Extracted data entries
◇ ◇ ◇ ◇

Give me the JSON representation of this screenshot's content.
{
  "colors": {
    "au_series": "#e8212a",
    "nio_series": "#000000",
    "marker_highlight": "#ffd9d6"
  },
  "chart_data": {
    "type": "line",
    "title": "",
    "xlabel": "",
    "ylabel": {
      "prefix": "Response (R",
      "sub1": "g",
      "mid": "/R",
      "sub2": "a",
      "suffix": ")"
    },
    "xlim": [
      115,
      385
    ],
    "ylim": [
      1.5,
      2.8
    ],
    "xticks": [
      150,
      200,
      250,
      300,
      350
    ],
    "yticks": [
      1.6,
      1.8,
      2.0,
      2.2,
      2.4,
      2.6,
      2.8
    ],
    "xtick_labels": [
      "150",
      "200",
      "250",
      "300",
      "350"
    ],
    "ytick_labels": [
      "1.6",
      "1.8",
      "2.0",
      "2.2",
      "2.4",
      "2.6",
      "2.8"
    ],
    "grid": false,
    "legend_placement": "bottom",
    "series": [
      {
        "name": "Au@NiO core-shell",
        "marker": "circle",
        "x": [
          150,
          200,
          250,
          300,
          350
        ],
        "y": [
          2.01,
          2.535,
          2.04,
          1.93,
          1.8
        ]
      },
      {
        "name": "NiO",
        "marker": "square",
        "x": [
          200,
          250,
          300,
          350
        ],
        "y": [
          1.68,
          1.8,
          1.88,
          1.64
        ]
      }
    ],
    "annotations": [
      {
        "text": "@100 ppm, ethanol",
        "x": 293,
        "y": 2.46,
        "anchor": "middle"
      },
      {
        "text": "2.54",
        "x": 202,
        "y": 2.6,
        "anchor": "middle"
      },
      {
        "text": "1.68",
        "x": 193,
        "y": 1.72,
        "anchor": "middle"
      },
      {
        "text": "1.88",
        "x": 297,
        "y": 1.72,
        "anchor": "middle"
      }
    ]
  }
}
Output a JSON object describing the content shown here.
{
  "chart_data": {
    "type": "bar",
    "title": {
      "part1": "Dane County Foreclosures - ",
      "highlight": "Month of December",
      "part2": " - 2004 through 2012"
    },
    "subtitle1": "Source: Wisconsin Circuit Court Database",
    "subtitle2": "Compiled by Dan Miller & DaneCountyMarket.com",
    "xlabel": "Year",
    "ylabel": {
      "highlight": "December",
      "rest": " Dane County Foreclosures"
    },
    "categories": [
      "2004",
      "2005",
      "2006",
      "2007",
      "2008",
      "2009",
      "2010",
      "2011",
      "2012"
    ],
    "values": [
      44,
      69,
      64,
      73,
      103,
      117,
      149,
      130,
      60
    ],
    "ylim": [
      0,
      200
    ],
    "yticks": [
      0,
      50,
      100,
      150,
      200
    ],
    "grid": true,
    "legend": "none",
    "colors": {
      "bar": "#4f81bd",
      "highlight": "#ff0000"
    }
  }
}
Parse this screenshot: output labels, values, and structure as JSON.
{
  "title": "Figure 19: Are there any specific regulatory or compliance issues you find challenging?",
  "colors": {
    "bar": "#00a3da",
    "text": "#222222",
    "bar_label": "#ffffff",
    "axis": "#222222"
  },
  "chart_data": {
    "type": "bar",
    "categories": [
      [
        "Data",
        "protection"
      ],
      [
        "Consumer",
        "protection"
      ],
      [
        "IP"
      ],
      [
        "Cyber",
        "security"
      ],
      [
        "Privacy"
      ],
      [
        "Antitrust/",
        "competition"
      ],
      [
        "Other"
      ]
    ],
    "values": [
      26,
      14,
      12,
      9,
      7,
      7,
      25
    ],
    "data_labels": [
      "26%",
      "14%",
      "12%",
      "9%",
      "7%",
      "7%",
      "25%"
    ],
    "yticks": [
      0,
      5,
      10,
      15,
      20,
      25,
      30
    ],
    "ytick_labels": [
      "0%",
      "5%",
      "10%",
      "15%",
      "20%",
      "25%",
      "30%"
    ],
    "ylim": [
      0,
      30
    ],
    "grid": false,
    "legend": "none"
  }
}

◇ ◇ ◇ ◇

**Requirement:**
Give only the number of lines that include the word "screenshot".

**Exercise output:**
2